Goal: Write out the material below exactly, beginning at the line that contains "Convert this screenshot" and ending with its last line, both ends included; write nothing else.

▼

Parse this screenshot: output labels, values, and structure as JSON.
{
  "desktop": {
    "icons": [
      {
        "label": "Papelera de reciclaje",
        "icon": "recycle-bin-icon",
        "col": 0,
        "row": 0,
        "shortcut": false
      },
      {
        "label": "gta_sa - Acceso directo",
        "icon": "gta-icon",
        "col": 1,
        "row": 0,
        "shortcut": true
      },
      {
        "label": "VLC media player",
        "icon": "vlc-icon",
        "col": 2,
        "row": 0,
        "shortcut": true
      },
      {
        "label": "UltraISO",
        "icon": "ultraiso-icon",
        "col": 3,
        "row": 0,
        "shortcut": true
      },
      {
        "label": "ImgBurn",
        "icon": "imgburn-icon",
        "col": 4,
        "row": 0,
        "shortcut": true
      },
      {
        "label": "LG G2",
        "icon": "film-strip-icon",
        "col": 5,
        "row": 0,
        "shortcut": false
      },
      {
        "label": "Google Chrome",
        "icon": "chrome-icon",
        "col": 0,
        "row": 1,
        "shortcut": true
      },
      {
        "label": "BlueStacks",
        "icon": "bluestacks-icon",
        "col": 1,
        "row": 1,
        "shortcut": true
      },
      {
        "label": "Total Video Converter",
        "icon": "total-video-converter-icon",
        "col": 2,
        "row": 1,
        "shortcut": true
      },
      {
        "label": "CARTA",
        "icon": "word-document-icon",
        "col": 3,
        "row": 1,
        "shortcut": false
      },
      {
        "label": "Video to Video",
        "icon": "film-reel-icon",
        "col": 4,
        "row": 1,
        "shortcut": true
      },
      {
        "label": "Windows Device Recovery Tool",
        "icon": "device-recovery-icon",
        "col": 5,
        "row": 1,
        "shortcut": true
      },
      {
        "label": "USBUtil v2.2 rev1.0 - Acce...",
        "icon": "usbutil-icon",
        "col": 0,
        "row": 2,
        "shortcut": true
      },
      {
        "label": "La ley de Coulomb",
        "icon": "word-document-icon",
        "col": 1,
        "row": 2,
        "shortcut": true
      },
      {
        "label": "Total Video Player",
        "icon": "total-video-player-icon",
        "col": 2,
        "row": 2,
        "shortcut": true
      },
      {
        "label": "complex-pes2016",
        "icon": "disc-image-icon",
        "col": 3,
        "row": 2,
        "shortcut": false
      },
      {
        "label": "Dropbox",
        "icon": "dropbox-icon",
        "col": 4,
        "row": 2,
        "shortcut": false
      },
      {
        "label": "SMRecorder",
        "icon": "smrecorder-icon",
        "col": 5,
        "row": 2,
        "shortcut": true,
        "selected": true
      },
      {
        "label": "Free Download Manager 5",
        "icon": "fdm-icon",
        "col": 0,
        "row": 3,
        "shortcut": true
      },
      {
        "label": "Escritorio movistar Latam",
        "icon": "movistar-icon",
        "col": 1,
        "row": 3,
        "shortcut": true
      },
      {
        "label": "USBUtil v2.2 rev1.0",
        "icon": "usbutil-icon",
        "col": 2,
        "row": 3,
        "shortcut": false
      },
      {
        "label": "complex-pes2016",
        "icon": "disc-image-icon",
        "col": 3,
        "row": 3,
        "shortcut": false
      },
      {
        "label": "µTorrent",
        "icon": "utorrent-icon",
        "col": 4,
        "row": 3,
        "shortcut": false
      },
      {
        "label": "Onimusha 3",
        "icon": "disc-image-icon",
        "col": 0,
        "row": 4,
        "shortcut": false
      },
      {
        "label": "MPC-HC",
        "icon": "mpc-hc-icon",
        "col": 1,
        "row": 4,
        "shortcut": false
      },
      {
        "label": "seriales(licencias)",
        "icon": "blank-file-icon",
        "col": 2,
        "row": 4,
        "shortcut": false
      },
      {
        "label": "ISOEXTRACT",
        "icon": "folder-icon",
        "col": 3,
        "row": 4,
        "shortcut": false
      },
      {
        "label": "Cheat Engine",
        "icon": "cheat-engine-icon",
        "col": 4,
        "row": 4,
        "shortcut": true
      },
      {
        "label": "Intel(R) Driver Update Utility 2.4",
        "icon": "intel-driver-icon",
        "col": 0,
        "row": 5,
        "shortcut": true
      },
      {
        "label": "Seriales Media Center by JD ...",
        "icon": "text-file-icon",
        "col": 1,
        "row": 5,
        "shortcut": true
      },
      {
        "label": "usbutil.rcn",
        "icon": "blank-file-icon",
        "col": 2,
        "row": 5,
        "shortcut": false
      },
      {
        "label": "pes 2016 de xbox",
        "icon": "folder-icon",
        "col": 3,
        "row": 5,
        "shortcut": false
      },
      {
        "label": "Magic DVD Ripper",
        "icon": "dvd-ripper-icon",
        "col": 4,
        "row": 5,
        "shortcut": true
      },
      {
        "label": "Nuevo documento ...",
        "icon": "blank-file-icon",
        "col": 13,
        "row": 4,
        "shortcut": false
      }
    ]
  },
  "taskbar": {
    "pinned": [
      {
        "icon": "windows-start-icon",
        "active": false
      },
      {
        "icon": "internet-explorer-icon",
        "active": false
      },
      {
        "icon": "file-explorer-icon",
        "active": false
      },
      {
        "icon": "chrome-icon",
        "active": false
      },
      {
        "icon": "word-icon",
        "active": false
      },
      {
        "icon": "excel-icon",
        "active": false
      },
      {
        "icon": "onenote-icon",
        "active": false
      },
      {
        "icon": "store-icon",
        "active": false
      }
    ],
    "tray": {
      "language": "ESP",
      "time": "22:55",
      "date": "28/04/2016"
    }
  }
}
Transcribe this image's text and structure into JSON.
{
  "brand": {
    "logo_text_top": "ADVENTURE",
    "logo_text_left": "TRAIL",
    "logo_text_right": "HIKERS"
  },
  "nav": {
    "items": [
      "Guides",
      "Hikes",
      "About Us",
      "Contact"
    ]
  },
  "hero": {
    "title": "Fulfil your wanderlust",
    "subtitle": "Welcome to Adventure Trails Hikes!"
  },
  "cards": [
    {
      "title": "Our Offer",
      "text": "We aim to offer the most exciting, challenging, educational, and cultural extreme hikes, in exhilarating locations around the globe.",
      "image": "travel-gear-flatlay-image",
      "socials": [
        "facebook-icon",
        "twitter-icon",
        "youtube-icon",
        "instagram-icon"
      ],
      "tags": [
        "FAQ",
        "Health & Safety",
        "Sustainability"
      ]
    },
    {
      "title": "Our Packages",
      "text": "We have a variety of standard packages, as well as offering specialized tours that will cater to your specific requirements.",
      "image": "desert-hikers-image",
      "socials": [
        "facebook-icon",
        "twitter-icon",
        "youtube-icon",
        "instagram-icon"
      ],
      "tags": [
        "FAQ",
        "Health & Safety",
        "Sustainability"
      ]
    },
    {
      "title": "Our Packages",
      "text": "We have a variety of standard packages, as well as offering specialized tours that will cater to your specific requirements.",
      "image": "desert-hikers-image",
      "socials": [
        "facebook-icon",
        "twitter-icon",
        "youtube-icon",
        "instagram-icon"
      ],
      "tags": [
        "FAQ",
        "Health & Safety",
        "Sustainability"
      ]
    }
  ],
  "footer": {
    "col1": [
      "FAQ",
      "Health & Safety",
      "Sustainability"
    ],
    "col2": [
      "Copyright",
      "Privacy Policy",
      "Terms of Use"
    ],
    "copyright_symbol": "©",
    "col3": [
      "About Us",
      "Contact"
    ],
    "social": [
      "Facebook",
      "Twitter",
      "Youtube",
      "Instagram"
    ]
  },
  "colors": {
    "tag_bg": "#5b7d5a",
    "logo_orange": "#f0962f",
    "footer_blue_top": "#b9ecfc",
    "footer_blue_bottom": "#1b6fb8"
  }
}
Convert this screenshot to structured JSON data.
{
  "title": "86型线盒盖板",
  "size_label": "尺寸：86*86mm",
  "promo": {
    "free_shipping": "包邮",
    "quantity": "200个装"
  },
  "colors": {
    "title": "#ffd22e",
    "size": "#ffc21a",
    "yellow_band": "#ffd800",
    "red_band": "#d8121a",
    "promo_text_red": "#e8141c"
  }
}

▲

Answer to this exercise:
Convert this screenshot to structured JSON data.
{
  "title": "86型线盒盖板",
  "size_label": "尺寸：86*86mm",
  "promo": {
    "free_shipping": "包邮",
    "quantity": "200个装"
  },
  "colors": {
    "title": "#ffd22e",
    "size": "#ffc21a",
    "yellow_band": "#ffd800",
    "red_band": "#d8121a",
    "promo_text_red": "#e8141c"
  }
}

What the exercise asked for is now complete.